Page:
• • • • •

Special

Normal…this seems to be the word I am learning more about this week.

This word makes me think of my favorite book title, Everybody’s Normal Till You Get to Know Them. It’s weird to me the different emotions and the different stigmas we attach to this one word.

We want to feel included and accepted. We don’t want to be an outcast to our peers. We might strive to be normal…to fit in.

Over a decade ago when I was struggling with an addiction to alcohol, I found myself praying pleading with God to please help me drink like a normal person.

I recently had a conversation with my son. He worries about being normal. He doesn’t want to be normal. I discovered that, to him, this means he fears being average. He has a strong desire to excel at something and to have a cool talent.

This is often a desire we carry into adulthood with us. I even remember telling my husband a few years ago that all my life I have felt like I am good at LOTS of things…I just don’t feel like I excel at any one thing. (On a side note, it really used to tick me off when I would come across an individual who seemed to excel at everything. They could sing, dance, act, juggle a dozen poodles over their head…;) You name it, they could do it.)  The comparison trap is an ugly trap.

The other day when I could see my son struggling with feeling normal and average, I reassured him that he was so much more than this. He was special. As I spoke, he started crying.

His response reminded me that we have such a hard time believing this about ourselves.

My son then brought up an interesting point. He said to me, “But how many kids are told they are special?” I know what he was getting at. He wad implying that if all kids are told they are special…then they cease being special.

My response to him was the same response I would give to anyone who might be feeling average or normal:

I hope that everyone on this earth is told that they are special. Sadly, I know this isn’t the case. There are some kids (and adults) who never hear this. Or worse, they are told they are nothing. I told my son that he is special because when God created him, He created him to be one of a kind. There is no one in this world exactly like him.

We make the horrible mistake of allowing others to dictate our identity.  We compare our talents and abilities to the people around us and we fall short.  And every time we do this,  I can almost feel God ache, just like I ached when I heard my son making this mistake. Child, you are so special.  Don’t you understand this?  You are special because I say you are special. Stop listening to what the world says and listen to me!

• • • • •

Records shown:
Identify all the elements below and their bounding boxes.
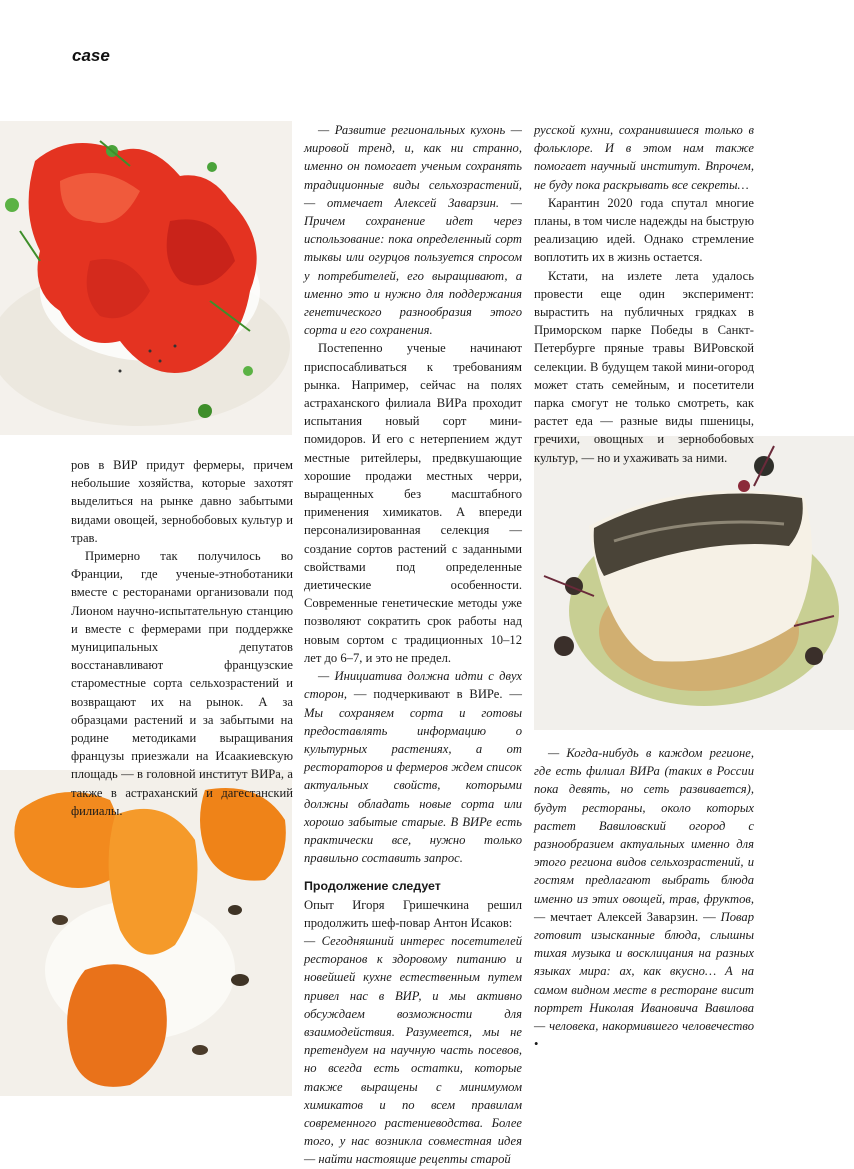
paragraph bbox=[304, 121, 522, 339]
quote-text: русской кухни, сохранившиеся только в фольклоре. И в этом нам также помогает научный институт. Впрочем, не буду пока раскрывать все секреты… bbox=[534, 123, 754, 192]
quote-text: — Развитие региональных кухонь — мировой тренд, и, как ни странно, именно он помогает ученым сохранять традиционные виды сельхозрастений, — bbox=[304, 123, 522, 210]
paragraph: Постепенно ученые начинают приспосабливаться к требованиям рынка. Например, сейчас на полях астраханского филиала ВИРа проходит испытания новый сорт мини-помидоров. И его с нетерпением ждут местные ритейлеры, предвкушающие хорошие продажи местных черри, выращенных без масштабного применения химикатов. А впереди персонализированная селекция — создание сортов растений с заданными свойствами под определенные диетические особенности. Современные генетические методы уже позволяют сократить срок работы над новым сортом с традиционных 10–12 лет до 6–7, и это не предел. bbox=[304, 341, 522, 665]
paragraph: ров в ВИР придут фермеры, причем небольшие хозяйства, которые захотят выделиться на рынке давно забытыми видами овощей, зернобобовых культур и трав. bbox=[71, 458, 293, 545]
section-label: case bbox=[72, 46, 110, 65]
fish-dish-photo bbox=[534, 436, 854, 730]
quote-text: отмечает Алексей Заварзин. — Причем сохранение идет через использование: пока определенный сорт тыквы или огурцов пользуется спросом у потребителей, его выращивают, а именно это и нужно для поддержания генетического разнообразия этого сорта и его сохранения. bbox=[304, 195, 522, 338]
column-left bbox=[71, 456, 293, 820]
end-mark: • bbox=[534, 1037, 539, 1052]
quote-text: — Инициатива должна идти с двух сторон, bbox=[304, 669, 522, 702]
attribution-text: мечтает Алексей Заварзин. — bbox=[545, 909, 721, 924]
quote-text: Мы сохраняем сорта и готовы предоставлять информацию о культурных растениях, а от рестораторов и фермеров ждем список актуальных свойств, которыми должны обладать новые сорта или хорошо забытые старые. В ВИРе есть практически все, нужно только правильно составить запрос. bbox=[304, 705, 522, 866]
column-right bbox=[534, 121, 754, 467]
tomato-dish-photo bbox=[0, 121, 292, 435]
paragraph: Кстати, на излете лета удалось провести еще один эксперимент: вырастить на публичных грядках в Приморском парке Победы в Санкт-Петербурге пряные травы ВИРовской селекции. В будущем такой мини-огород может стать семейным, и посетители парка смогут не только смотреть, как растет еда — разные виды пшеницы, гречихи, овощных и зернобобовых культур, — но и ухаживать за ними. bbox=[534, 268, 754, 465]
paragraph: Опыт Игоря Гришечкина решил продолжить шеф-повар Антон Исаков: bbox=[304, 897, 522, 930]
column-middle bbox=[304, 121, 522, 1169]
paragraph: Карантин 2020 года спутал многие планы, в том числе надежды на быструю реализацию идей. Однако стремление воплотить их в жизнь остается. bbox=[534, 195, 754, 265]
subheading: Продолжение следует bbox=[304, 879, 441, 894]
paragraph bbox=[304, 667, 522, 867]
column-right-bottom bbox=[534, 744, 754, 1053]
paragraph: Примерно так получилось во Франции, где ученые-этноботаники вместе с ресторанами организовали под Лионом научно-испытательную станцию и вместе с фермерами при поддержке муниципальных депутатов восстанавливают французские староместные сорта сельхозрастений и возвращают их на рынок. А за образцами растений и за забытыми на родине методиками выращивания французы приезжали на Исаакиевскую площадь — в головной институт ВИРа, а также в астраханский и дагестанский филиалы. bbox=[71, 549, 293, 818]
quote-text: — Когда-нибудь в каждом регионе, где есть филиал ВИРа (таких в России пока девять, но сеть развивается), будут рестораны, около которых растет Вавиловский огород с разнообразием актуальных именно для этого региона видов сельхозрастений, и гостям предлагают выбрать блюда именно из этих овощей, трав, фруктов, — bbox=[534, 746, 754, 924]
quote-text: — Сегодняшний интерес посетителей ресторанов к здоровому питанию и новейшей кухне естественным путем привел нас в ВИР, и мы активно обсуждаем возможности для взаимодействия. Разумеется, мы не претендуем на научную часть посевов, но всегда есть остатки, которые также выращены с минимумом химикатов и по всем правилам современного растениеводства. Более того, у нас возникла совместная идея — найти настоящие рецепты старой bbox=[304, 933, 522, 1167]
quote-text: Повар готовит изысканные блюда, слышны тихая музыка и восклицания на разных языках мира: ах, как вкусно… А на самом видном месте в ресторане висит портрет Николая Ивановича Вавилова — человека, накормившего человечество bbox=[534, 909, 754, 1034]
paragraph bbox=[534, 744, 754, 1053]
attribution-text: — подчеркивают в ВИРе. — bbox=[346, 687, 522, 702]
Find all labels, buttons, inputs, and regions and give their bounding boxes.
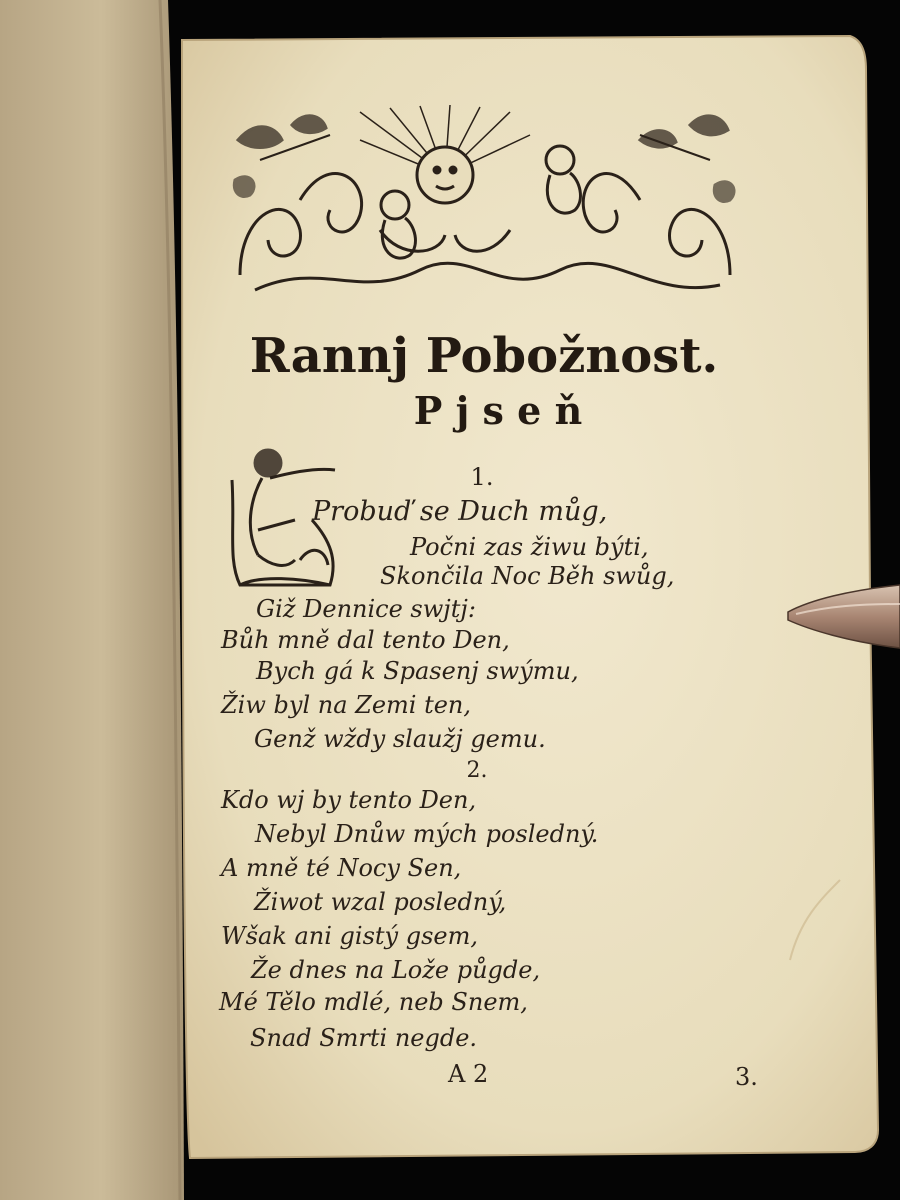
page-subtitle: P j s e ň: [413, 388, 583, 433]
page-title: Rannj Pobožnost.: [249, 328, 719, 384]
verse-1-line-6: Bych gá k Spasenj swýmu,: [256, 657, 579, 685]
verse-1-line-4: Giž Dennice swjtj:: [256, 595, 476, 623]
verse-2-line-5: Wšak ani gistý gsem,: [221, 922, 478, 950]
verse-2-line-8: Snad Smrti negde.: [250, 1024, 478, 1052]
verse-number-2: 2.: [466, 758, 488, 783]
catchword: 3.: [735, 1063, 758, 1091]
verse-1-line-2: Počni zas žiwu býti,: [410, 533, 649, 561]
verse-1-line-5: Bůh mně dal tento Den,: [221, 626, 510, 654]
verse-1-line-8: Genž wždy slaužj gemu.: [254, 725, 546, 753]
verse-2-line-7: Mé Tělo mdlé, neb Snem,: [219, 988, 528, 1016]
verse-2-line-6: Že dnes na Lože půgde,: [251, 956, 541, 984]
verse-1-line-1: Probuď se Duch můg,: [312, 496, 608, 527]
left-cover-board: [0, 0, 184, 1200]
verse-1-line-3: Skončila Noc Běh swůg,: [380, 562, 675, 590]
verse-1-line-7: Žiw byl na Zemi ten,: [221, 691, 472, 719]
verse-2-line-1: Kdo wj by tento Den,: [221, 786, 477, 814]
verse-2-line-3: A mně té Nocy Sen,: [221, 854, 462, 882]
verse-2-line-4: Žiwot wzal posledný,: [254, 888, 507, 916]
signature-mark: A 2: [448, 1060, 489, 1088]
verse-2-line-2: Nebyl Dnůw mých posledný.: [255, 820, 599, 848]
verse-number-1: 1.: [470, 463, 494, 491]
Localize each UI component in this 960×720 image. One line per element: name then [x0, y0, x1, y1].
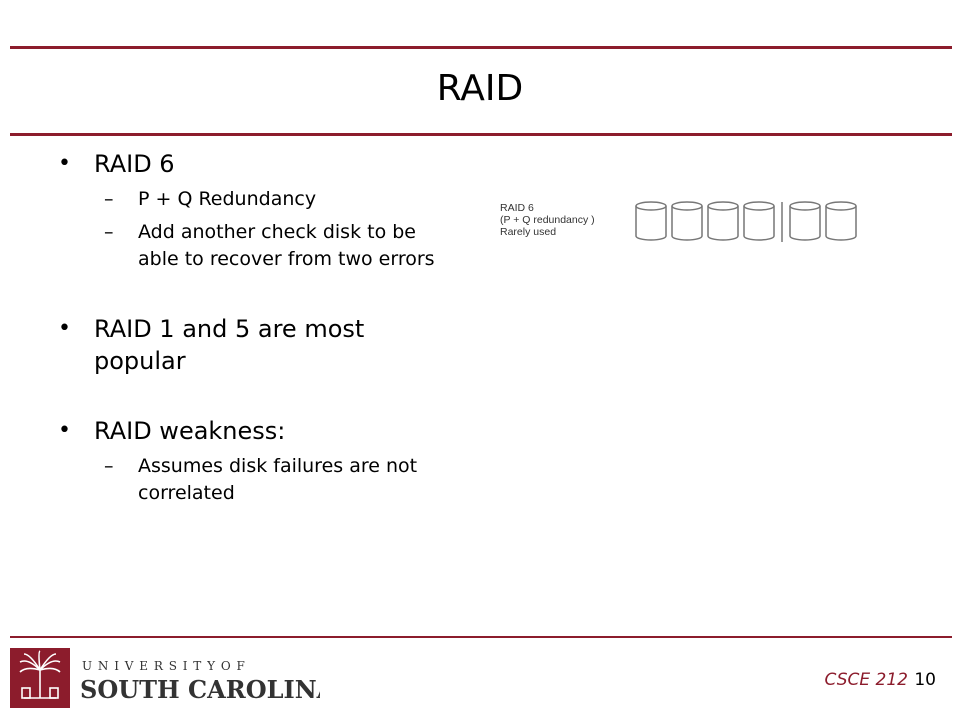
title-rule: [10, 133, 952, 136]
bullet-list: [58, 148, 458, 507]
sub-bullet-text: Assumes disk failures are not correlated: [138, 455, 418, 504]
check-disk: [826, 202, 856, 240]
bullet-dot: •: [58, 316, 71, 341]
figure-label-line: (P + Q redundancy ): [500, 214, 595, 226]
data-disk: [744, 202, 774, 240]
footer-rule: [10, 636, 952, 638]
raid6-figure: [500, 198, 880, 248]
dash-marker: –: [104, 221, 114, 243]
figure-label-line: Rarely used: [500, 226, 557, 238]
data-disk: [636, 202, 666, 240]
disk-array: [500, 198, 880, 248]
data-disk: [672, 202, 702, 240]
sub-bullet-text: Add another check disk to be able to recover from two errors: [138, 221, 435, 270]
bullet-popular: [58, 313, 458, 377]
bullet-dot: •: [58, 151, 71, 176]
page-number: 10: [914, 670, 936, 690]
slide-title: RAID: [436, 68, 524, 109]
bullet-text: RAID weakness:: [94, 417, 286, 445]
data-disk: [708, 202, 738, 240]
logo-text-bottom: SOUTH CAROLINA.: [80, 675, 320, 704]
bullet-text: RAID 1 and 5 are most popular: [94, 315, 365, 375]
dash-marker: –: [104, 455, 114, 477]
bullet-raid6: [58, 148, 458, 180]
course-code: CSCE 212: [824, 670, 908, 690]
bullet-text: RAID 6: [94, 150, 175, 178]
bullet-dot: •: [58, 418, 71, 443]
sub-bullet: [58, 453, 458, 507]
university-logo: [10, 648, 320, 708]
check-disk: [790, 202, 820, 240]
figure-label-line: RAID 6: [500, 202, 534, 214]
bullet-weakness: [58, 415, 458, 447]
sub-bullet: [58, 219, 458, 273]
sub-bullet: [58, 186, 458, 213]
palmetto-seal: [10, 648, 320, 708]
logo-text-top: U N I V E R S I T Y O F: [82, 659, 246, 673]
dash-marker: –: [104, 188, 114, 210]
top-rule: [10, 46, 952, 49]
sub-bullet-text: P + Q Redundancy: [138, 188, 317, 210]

• • • • •

Instructions:
(1) Can you copy out the records word for word, from the line containing "title-rule: [10, 133, 952, 136]" through the final line of the records, including both of those lines?
(2) Could you carry on the piece about feeling normal versus special, starting right after its last sentence?

Exercise results:
(1)
title-rule: [10, 133, 952, 136]
bullet-list: [58, 148, 458, 507]
sub-bullet-text: Assumes disk failures are not correlated: [138, 455, 418, 504]
check-disk: [826, 202, 856, 240]
bullet-dot: •: [58, 316, 71, 341]
figure-label-line: (P + Q redundancy ): [500, 214, 595, 226]
data-disk: [744, 202, 774, 240]
footer-rule: [10, 636, 952, 638]
raid6-figure: [500, 198, 880, 248]
dash-marker: –: [104, 221, 114, 243]
figure-label-line: Rarely used: [500, 226, 557, 238]
data-disk: [636, 202, 666, 240]
disk-array: [500, 198, 880, 248]
data-disk: [672, 202, 702, 240]
sub-bullet-text: Add another check disk to be able to recover from two errors: [138, 221, 435, 270]
bullet-popular: [58, 313, 458, 377]
bullet-dot: •: [58, 151, 71, 176]
page-number: 10: [914, 670, 936, 690]
slide-title: RAID: [436, 68, 524, 109]
bullet-text: RAID weakness:: [94, 417, 286, 445]
data-disk: [708, 202, 738, 240]
logo-text-bottom: SOUTH CAROLINA.: [80, 675, 320, 704]
bullet-text: RAID 1 and 5 are most popular: [94, 315, 365, 375]
dash-marker: –: [104, 455, 114, 477]
bullet-raid6: [58, 148, 458, 180]
course-code: CSCE 212: [824, 670, 908, 690]
bullet-text: RAID 6: [94, 150, 175, 178]
bullet-dot: •: [58, 418, 71, 443]
sub-bullet: [58, 453, 458, 507]
university-logo: [10, 648, 320, 708]
check-disk: [790, 202, 820, 240]
figure-label-line: RAID 6: [500, 202, 534, 214]
bullet-weakness: [58, 415, 458, 447]
sub-bullet: [58, 219, 458, 273]
sub-bullet: [58, 186, 458, 213]
palmetto-seal: [10, 648, 320, 708]
logo-text-top: U N I V E R S I T Y O F: [82, 659, 246, 673]
dash-marker: –: [104, 188, 114, 210]
top-rule: [10, 46, 952, 49]
sub-bullet-text: P + Q Redundancy: [138, 188, 317, 210]

(2)
I praise you because I am fearfully and wonderfully made; your works are wonderful,
I know that full well. (Psalm 139:14)

Linking up with Shari today for Legacy Leaver Thursdays.

18 thoughts on “Special

  1. Tracy

    Love this and I just have to smile. I have read 3 blogs this morning on comparison and I wrote about it on mine too. Ok I think God is trying to tell me something!!! Thanks for sharing truth in your special way:)

    Reply
  2. Pam

    Yes! I’ve been thinking lately how easy it is to compare what we do to what others seem to do more beautifully. And God is saying, He is unique enough to make us all shine in varying ways – that it is when we try to imitate exactly as another that we lose the special and unique way He wants to use us. And though it is good to be inspired by others, to take and learn from them, the old adage remains… be who you are, not a carbon copy of what looks good… Otherwise, there are no new lights… Love what you told your son.

    Reply
  3. Tracy

    Hi Eileen, I love being normal, my normal anyway and its true everyone’s normal is different. Great post and of course, loving the tea pots, especially the special one.
    Grateful that I am fearfully and wonderfully made.
    God bless
    Tracy

    Reply
    1. Eileen Post author

      Tracy, you actually came to mind when I picked out the picture! You’re right, I honestly to don’t thing there is such a thing as “normal” when it comes to people.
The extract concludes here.